* _Extract provided_:
>>>>>

Last year, Esterline's capex hit an all-time high in the company's 43-year history, says CFO George. That was a brief departure from what had been a very consistent pattern. For 10 straight quarters through the first quarter of 2009, Esterline's capex ratio had hovered between 2.16% and 2.67%.
Such predictability is music to George's ears. It represents the company's intention to keep capex on a straight line regardless of its industry's fortunes. "We believe that it gives us a competitive advantage as the cycle turns. Having been in aerospace and defense for a long, long time, we have great faith and confidence that those cycles will turn," he says. "And when they begin to turn up, we'll be able to respond to our customers."
Owens-Illinois's White agrees that companies should stay the course on long-range capital spending. "Can you really afford not to innovate for years?" he asks. "If you have a three-to-five-year strategic plan, you can't put that plan on the shelf."
Adhering to long-range plans, however, requires a hefty stash of cash, confidence in a decent return — and a strong stomach. The Shaw Group, a custom-engineering and pipe-fabrication firm serving nuclear-power plants and other energy projects, for instance, absorbed a stiff descent in its free cash flow, to $338 million in the third quarter of 2010 from $646 million in the year-ago quarter.
Brian Ferraioli, Shaw's CFO, attributes the drop to the company's involvement in an intrinsically "lumpy business" involving large projects with milestone payments. That lumpiness means that cash flow will vary strongly from one quarter to the next. But he insists "that cash is still strong at this company," noting that Shaw's operating cash flow was at $249 million through May, on the heels of a record $717 million in 2009.
The company's confidence in the long-term global demand for cheaper energy allows it to plan for steady capex growth in the face of fluctuations in cash flow, according to Ferraioli. Indeed, the company's capex ratio has continued to rise for more than three years.
4) They Are Ready to Move — Literally.
To maintain efficient use of capital and a flexible approach to markets, companies investing in capital equipment are attempting to make sure that equipment is as light and portable as possible. The idea is to be able to quickly shift manufacturing to adapt to new markets. "If you walked into any of our production facilities on day one and you went back there in a year, it would be different," says George of Esterline. "We're continually looking at ways to improve how we move our product through."

<<<<<

* _Material shown_:
>>>>>

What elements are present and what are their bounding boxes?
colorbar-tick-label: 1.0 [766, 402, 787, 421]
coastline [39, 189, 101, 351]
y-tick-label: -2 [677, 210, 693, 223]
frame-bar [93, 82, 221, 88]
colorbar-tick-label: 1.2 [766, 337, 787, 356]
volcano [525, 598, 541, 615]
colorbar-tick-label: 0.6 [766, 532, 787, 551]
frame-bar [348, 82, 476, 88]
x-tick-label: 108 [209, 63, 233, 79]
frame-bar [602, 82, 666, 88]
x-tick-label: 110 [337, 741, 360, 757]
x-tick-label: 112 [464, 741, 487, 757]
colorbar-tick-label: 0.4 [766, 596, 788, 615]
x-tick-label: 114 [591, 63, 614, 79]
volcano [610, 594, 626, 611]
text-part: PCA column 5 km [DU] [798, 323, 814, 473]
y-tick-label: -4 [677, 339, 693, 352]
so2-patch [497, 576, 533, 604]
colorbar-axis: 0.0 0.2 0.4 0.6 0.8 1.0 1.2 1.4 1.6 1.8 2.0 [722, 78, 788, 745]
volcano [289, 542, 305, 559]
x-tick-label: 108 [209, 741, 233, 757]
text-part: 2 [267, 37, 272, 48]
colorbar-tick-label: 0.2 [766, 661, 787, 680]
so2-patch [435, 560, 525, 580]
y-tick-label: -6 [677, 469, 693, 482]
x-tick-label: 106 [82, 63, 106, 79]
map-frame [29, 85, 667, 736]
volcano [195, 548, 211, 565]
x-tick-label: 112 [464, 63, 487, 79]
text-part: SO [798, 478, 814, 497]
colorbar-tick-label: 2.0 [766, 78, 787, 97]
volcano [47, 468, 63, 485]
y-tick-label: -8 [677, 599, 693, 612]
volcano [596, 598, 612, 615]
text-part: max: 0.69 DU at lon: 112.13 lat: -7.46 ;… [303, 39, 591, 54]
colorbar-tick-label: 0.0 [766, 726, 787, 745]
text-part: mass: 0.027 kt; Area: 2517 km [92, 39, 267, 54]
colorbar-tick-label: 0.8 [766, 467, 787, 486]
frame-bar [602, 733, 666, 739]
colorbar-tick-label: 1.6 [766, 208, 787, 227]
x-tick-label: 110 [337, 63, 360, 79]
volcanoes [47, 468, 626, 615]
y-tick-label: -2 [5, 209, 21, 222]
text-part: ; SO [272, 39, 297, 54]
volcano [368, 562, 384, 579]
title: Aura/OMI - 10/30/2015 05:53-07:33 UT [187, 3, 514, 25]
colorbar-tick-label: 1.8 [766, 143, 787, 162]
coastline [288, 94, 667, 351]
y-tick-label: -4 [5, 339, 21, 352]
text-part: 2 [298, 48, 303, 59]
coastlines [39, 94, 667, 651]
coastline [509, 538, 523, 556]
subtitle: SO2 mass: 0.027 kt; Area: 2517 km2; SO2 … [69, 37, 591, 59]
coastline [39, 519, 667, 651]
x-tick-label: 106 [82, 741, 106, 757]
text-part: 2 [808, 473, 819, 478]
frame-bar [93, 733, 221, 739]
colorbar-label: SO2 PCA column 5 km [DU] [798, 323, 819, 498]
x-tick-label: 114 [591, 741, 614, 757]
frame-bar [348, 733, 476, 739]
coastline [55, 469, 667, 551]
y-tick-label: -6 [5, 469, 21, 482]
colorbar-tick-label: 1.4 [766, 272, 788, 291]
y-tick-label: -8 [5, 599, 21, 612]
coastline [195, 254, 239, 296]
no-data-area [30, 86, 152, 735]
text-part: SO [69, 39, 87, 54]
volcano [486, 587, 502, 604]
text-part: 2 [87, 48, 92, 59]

<<<<<

* _Tasks to complete_:
1. List every dollar amount that appears in the excerpt on corporate capital spending.
2. Continue the excerpt on corporate capital spending, picking up after its last sentence.

* _Activity answers_:
1.
- $338 million
- $646 million
- $249 million
- $717 million

2.
Similarly, Shaw Group has just built a facility in Lake Charles, Louisiana, that will use modular techniques in constructing nuclear-power plants. Rather than building a plant entirely on site, the company will assemble large sections in the factory and ship them to the construction site to be put together. "It's cheaper, more efficient, and safer doing these things in the plant," said Ferraioli, noting that the company has spent $100 million on the plant.
5) They Believe That Information Technology Matters.
Increasingly, companies are learning that gaining a foothold in new markets requires a more tightly integrated IT architecture. So they are investing in ERP and other back-end systems that can provide a foundation for a truly global business by better managing all corporate data.
In the next three years, Integra LifeSciences will lay out "significant capex" to implement an ERP system, says CFO Henneman. "This company runs off more different systems than it should because we've done a fair number of acquisitions over the years. The time has come for us to develop a global system to operate more efficiently."
Companies also invest in IT to better interact with an expanding client base. Maximus sank money into its ERP system to meld an array of legacy systems into "a common framework that allows us to plug and play with client systems," says Walker. The company wants to be "shovel ready" if the expansion of Medicaid and other federal-state programs under the new health-care law spawns new demand for its services.
6) They Are Focused on Returns.
One of the biggest reasons companies with hefty amounts of cash on hand put it into capex is that they feel it provides the best return on their investments. "We're extremely focused on return on invested capital, and when we look at different ways to make investments of our cash or earnings," says Jeff Hall, the CFO of Express Scripts, "investments in capex come at the top of the list because they have the highest return."
Good acquisitions rank second, he says, "and if we still have cash remaining after we fill the first two buckets, then we're left with looking at how do we want to return that cash to shareholders," including dividends and share buybacks.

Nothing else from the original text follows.